GIVEN DATA:
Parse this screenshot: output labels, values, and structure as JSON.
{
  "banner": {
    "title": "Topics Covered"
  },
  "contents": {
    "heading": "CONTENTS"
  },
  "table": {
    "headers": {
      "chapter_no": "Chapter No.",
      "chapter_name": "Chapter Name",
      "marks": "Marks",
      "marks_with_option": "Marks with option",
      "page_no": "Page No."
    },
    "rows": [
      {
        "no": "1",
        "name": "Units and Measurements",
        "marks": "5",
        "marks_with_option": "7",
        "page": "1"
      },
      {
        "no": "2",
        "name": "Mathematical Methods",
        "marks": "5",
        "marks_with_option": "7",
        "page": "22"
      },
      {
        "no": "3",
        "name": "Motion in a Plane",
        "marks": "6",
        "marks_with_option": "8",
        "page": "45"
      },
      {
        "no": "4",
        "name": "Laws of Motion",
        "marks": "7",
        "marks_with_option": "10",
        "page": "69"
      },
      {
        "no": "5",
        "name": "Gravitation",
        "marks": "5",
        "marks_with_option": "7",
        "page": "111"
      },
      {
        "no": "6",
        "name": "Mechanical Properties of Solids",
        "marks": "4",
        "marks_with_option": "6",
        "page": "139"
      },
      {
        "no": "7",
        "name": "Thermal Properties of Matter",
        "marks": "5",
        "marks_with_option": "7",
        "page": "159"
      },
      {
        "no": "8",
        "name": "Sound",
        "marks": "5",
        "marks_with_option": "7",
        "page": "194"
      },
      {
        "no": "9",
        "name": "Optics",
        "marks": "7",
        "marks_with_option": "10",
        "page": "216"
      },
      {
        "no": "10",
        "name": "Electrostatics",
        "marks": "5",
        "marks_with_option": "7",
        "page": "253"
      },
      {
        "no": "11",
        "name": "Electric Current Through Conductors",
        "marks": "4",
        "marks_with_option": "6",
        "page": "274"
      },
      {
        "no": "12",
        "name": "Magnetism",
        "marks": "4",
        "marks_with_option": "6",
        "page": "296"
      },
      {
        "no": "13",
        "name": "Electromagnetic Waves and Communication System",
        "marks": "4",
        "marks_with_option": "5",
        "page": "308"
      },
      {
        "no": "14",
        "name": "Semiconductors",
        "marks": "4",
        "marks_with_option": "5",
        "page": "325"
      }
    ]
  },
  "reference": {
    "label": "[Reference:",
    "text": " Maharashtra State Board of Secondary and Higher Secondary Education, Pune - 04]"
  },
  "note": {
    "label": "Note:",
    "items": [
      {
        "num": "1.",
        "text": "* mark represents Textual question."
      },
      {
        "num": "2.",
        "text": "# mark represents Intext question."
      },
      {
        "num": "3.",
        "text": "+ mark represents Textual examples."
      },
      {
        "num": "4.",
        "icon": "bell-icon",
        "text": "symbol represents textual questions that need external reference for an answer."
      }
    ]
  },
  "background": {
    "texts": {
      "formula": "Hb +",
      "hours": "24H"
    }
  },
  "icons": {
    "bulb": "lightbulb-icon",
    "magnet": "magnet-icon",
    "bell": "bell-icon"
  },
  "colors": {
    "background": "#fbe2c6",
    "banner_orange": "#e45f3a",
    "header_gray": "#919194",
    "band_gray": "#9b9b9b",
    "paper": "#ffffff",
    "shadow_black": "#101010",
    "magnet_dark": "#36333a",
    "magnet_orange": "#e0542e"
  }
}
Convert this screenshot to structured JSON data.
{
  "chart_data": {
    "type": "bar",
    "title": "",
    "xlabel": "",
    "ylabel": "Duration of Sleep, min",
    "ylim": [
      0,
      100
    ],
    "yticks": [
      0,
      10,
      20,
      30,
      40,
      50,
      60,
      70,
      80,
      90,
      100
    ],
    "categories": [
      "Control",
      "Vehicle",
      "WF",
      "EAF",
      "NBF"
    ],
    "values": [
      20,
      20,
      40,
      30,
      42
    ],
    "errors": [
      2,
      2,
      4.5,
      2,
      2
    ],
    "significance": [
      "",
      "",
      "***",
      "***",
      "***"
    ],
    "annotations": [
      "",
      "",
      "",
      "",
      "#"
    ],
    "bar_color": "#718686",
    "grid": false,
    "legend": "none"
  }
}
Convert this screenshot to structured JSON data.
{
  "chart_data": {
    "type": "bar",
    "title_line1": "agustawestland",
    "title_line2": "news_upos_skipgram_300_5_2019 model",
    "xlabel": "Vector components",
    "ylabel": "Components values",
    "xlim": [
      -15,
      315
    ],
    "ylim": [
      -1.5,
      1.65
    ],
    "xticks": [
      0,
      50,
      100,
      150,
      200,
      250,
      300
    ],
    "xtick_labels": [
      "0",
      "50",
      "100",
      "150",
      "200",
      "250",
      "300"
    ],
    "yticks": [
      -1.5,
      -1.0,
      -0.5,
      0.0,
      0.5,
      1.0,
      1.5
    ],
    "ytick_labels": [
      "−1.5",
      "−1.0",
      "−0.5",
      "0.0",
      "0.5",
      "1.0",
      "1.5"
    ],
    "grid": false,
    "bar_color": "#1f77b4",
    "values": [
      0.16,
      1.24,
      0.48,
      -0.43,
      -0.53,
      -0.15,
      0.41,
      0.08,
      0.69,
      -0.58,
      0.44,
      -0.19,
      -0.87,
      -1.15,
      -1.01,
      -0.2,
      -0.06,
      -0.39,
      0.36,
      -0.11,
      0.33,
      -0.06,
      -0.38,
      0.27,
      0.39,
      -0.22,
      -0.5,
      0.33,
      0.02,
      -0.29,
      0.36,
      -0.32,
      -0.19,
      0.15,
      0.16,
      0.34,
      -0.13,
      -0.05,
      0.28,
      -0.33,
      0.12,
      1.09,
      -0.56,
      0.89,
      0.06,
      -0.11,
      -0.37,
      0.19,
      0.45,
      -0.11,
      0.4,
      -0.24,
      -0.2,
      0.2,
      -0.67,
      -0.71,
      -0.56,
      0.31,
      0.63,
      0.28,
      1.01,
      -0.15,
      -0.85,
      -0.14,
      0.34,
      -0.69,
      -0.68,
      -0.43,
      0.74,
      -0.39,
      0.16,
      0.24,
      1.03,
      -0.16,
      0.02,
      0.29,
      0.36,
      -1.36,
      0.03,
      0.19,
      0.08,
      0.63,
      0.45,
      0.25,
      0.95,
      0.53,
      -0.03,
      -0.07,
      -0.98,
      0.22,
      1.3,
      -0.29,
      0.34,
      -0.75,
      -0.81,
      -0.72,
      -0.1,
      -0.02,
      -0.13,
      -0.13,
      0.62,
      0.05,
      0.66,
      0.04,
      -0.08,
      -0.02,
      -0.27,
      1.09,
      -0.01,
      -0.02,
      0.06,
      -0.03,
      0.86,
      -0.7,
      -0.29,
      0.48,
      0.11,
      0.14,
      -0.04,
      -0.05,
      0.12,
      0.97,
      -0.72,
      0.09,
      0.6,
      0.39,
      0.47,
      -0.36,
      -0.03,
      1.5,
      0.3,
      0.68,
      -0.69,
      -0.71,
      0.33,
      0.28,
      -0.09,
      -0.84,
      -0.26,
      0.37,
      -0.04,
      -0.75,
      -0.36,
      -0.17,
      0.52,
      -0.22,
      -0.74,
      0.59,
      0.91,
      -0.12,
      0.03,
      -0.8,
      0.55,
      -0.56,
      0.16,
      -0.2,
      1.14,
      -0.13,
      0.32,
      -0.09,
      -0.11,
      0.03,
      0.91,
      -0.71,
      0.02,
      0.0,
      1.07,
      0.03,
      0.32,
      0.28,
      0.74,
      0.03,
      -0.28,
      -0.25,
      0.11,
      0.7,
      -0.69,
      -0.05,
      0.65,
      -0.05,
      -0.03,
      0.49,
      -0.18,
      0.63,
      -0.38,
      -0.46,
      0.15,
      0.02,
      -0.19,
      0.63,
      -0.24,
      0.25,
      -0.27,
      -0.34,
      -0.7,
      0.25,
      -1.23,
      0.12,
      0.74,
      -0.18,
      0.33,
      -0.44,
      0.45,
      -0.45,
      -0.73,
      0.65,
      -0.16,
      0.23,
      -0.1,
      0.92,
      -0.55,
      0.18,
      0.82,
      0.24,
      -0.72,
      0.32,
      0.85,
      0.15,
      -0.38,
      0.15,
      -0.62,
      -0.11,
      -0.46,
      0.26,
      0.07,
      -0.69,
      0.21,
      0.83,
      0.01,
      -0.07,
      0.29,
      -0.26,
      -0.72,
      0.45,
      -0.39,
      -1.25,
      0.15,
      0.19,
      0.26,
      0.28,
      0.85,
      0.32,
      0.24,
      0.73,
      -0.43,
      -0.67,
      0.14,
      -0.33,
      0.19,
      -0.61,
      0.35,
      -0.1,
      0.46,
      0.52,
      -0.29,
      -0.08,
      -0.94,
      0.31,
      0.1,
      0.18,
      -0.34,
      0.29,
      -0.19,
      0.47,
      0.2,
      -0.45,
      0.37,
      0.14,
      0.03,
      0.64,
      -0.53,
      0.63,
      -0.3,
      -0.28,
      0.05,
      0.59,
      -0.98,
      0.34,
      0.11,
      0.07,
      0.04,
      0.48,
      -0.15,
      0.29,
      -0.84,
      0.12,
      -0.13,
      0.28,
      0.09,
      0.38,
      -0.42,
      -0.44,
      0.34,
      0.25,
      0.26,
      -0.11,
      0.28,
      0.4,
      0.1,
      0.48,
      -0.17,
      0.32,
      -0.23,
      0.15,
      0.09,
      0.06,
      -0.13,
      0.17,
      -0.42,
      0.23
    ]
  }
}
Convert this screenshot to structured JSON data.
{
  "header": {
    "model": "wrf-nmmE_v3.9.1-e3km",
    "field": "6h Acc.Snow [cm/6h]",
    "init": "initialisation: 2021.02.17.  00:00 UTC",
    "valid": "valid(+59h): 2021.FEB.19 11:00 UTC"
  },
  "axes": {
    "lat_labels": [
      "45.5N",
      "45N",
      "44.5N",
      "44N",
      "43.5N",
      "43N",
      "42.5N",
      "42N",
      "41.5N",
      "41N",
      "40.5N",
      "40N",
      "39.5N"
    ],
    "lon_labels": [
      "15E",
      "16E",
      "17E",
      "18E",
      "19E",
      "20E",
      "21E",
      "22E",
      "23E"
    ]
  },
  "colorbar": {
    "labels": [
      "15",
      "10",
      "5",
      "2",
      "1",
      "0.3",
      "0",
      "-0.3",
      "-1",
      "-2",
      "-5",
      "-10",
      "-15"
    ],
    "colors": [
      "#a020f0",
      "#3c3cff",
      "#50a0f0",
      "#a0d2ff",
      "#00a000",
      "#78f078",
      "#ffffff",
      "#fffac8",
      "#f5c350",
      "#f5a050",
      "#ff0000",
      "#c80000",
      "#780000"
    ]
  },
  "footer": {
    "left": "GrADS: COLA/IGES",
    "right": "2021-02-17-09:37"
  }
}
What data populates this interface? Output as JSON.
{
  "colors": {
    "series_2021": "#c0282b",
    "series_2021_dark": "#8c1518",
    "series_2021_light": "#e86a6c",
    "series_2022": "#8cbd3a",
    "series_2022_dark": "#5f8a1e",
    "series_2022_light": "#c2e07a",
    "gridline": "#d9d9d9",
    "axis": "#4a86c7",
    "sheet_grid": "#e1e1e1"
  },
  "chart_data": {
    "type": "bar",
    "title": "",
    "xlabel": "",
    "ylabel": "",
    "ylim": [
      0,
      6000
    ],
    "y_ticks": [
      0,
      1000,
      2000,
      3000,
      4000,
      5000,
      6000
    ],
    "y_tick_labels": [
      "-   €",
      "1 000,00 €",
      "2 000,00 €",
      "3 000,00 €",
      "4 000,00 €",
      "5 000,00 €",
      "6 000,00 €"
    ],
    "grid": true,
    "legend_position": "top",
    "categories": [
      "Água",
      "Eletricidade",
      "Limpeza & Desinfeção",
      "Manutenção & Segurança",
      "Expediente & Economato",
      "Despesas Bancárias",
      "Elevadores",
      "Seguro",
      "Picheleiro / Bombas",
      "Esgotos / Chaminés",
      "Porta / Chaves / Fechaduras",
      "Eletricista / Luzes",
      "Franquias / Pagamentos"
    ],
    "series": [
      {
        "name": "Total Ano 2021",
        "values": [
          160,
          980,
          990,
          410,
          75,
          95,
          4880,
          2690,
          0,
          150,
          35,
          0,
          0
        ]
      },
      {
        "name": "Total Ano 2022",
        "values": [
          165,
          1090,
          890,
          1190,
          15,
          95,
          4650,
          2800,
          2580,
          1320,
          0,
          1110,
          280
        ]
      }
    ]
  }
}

EXERCISE TASK:
Search the listing above for the string "Properties". Copy every line that contains it.

OUTPUT:
        "name": "Mechanical Properties of Solids",
        "name": "Thermal Properties of Matter",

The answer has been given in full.